## BRIEF
Pull out each line of the data that includes the word "Produto".

## INPUT
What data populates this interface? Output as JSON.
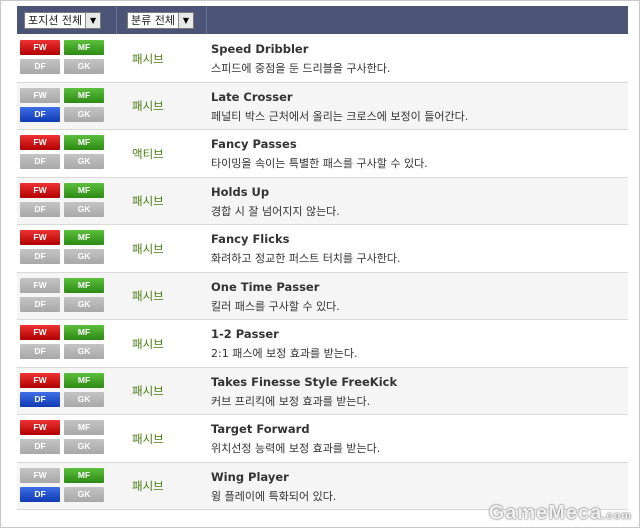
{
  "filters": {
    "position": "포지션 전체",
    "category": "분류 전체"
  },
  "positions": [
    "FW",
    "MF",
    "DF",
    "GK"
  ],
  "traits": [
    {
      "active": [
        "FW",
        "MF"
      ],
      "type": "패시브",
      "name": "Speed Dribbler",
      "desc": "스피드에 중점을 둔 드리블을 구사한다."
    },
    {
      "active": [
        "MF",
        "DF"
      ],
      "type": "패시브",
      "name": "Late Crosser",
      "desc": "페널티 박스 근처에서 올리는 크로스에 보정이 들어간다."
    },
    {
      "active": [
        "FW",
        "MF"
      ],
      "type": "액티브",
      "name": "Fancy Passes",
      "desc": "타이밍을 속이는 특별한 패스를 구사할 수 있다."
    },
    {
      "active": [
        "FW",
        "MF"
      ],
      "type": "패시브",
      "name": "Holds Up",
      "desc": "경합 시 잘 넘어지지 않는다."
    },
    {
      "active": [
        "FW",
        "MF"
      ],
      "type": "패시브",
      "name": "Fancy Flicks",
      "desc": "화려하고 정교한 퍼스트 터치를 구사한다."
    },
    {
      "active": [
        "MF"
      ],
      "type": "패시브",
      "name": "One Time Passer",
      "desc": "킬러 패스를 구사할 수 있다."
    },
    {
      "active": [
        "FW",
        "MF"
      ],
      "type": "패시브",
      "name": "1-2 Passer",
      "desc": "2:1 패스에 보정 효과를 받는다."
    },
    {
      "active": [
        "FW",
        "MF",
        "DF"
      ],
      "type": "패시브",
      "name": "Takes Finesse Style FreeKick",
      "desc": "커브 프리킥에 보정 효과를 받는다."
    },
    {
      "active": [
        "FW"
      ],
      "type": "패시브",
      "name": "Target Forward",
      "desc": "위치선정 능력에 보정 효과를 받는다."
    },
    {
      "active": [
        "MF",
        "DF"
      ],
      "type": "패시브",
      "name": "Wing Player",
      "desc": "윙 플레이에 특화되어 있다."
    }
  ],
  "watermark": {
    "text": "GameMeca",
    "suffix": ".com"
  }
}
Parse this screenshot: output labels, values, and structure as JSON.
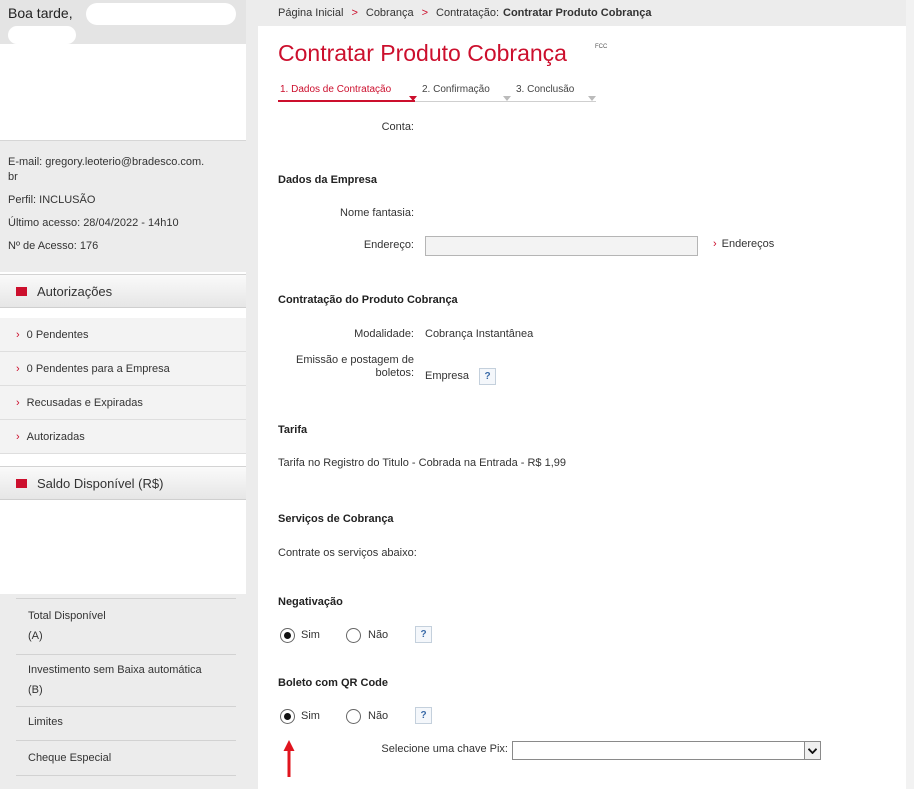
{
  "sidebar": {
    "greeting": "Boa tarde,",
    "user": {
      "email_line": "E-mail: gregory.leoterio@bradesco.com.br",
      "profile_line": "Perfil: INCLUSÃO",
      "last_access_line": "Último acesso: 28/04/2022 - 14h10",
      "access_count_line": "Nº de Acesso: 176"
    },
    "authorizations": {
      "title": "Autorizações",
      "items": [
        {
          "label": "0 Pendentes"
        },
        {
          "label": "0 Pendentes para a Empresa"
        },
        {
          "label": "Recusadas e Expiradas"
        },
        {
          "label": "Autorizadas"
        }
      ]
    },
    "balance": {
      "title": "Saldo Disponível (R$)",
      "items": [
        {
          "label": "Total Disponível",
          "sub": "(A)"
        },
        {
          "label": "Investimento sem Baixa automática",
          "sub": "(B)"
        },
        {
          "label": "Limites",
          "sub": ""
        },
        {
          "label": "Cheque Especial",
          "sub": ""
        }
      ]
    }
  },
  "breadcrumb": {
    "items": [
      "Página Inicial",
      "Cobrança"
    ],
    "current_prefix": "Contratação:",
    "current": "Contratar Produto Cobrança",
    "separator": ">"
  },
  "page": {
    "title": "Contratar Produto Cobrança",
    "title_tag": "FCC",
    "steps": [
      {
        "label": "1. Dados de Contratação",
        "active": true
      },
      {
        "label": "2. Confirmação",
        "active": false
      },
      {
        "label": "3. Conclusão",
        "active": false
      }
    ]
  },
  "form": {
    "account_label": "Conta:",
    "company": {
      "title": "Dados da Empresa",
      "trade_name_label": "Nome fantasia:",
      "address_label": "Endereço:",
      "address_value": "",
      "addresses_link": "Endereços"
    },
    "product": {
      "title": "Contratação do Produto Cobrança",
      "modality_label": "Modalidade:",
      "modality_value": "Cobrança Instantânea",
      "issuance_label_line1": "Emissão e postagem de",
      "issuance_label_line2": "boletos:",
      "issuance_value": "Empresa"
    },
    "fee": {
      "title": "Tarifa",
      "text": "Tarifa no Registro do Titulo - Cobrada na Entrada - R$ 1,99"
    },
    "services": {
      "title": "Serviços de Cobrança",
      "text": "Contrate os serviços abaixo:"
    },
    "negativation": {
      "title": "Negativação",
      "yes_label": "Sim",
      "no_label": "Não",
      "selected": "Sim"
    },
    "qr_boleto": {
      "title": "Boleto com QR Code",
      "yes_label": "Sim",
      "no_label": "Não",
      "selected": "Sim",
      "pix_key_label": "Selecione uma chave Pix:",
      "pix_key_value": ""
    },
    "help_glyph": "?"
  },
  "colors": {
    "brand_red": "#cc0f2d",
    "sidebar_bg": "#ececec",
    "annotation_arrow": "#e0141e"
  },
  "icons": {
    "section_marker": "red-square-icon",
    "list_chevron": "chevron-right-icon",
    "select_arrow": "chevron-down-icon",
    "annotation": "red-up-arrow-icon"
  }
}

## COMPLETE ANSWER
    "current": "Contratar Produto Cobrança",
    "title": "Contratar Produto Cobrança",
      "title": "Contratação do Produto Cobrança",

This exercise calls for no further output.